__Set problem__
The records below should be written out again, exactly.
************
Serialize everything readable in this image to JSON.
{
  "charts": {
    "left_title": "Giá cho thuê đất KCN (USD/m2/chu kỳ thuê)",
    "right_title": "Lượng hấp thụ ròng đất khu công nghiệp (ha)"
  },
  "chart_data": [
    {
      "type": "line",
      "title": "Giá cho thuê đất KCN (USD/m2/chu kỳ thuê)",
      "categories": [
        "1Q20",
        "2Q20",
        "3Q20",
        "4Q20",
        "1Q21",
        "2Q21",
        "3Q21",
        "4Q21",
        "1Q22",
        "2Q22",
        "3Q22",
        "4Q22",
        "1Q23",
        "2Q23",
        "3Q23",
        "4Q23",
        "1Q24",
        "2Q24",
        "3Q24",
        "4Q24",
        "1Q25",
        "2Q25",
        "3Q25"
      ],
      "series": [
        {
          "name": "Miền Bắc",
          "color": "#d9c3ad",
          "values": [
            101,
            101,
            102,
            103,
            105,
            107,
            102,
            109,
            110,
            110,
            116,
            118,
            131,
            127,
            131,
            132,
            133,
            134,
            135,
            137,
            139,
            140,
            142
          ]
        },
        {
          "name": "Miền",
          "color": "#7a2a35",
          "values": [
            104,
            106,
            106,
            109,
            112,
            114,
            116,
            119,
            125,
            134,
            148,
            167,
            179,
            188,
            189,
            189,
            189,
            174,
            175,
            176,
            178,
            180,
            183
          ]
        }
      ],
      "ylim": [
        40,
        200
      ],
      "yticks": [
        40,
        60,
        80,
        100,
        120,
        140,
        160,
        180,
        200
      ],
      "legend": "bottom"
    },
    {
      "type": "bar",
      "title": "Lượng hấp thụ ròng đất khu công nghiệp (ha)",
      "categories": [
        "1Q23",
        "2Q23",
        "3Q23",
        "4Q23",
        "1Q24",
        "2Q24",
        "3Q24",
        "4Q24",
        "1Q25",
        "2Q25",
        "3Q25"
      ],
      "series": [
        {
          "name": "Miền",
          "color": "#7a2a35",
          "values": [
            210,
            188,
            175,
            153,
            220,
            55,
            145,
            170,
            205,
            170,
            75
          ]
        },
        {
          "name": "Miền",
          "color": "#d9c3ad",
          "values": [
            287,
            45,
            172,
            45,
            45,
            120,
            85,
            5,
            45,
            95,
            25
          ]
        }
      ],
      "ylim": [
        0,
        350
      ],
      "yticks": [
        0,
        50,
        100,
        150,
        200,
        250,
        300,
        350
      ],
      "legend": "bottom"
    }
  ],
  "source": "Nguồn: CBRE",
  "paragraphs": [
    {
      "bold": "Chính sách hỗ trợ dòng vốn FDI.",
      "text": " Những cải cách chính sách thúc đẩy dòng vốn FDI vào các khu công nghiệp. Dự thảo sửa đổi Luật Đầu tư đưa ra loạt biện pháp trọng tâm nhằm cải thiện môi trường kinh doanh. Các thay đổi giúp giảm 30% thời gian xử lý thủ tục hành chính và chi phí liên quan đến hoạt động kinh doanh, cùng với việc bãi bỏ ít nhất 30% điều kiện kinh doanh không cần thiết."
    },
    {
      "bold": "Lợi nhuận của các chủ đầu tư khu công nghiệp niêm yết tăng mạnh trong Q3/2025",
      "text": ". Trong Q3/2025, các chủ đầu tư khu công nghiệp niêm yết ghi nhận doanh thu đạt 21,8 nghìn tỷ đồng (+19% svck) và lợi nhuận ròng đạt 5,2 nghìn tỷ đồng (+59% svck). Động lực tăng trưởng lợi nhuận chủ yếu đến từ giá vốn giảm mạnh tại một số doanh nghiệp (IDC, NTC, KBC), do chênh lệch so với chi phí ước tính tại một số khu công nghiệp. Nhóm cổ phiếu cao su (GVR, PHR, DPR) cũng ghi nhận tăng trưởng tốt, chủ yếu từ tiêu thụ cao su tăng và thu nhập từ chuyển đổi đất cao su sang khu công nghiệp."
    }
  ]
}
************
__Task solution__
Serialize everything readable in this image to JSON.
{
  "charts": {
    "left_title": "Giá cho thuê đất KCN (USD/m2/chu kỳ thuê)",
    "right_title": "Lượng hấp thụ ròng đất khu công nghiệp (ha)"
  },
  "chart_data": [
    {
      "type": "line",
      "title": "Giá cho thuê đất KCN (USD/m2/chu kỳ thuê)",
      "categories": [
        "1Q20",
        "2Q20",
        "3Q20",
        "4Q20",
        "1Q21",
        "2Q21",
        "3Q21",
        "4Q21",
        "1Q22",
        "2Q22",
        "3Q22",
        "4Q22",
        "1Q23",
        "2Q23",
        "3Q23",
        "4Q23",
        "1Q24",
        "2Q24",
        "3Q24",
        "4Q24",
        "1Q25",
        "2Q25",
        "3Q25"
      ],
      "series": [
        {
          "name": "Miền Bắc",
          "color": "#d9c3ad",
          "values": [
            101,
            101,
            102,
            103,
            105,
            107,
            102,
            109,
            110,
            110,
            116,
            118,
            131,
            127,
            131,
            132,
            133,
            134,
            135,
            137,
            139,
            140,
            142
          ]
        },
        {
          "name": "Miền",
          "color": "#7a2a35",
          "values": [
            104,
            106,
            106,
            109,
            112,
            114,
            116,
            119,
            125,
            134,
            148,
            167,
            179,
            188,
            189,
            189,
            189,
            174,
            175,
            176,
            178,
            180,
            183
          ]
        }
      ],
      "ylim": [
        40,
        200
      ],
      "yticks": [
        40,
        60,
        80,
        100,
        120,
        140,
        160,
        180,
        200
      ],
      "legend": "bottom"
    },
    {
      "type": "bar",
      "title": "Lượng hấp thụ ròng đất khu công nghiệp (ha)",
      "categories": [
        "1Q23",
        "2Q23",
        "3Q23",
        "4Q23",
        "1Q24",
        "2Q24",
        "3Q24",
        "4Q24",
        "1Q25",
        "2Q25",
        "3Q25"
      ],
      "series": [
        {
          "name": "Miền",
          "color": "#7a2a35",
          "values": [
            210,
            188,
            175,
            153,
            220,
            55,
            145,
            170,
            205,
            170,
            75
          ]
        },
        {
          "name": "Miền",
          "color": "#d9c3ad",
          "values": [
            287,
            45,
            172,
            45,
            45,
            120,
            85,
            5,
            45,
            95,
            25
          ]
        }
      ],
      "ylim": [
        0,
        350
      ],
      "yticks": [
        0,
        50,
        100,
        150,
        200,
        250,
        300,
        350
      ],
      "legend": "bottom"
    }
  ],
  "source": "Nguồn: CBRE",
  "paragraphs": [
    {
      "bold": "Chính sách hỗ trợ dòng vốn FDI.",
      "text": " Những cải cách chính sách thúc đẩy dòng vốn FDI vào các khu công nghiệp. Dự thảo sửa đổi Luật Đầu tư đưa ra loạt biện pháp trọng tâm nhằm cải thiện môi trường kinh doanh. Các thay đổi giúp giảm 30% thời gian xử lý thủ tục hành chính và chi phí liên quan đến hoạt động kinh doanh, cùng với việc bãi bỏ ít nhất 30% điều kiện kinh doanh không cần thiết."
    },
    {
      "bold": "Lợi nhuận của các chủ đầu tư khu công nghiệp niêm yết tăng mạnh trong Q3/2025",
      "text": ". Trong Q3/2025, các chủ đầu tư khu công nghiệp niêm yết ghi nhận doanh thu đạt 21,8 nghìn tỷ đồng (+19% svck) và lợi nhuận ròng đạt 5,2 nghìn tỷ đồng (+59% svck). Động lực tăng trưởng lợi nhuận chủ yếu đến từ giá vốn giảm mạnh tại một số doanh nghiệp (IDC, NTC, KBC), do chênh lệch so với chi phí ước tính tại một số khu công nghiệp. Nhóm cổ phiếu cao su (GVR, PHR, DPR) cũng ghi nhận tăng trưởng tốt, chủ yếu từ tiêu thụ cao su tăng và thu nhập từ chuyển đổi đất cao su sang khu công nghiệp."
    }
  ]
}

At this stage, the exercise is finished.